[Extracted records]
»»

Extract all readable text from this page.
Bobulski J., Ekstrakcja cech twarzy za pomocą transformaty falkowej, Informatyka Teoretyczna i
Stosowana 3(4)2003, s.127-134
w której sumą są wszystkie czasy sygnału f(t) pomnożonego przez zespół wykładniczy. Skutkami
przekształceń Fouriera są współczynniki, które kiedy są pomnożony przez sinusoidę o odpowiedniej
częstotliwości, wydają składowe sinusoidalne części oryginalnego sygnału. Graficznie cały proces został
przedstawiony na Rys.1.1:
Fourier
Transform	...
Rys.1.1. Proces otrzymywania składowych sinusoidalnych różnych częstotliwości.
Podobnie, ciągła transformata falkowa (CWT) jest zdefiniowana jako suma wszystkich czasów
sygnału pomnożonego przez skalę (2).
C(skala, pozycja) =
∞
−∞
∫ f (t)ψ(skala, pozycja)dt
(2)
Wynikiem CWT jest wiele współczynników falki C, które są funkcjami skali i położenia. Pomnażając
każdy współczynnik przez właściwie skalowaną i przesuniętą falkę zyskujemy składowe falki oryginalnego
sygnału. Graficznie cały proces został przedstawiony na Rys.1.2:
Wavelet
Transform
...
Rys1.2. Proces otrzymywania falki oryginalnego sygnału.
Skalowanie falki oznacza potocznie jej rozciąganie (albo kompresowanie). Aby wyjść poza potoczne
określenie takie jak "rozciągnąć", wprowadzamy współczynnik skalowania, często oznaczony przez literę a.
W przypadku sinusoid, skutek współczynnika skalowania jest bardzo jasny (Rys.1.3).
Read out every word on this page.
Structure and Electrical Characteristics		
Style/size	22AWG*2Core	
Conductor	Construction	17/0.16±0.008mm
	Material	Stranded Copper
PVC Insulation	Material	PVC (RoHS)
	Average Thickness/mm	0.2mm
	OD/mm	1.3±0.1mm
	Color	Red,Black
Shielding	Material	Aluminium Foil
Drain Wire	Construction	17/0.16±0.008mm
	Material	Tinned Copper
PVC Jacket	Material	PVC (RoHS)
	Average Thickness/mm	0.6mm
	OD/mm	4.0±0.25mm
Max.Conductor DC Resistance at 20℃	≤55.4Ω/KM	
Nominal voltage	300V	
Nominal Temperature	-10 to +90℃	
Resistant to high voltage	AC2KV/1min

««

### WRITTEN PROBLEM:
From the records above, copy every line that holds the word "częstotliwości".

### RESULT BELOW:
częstotliwości, wydają składowe sinusoidalne części oryginalnego sygnału. Graficznie cały proces został
Rys.1.1. Proces otrzymywania składowych sinusoidalnych różnych częstotliwości.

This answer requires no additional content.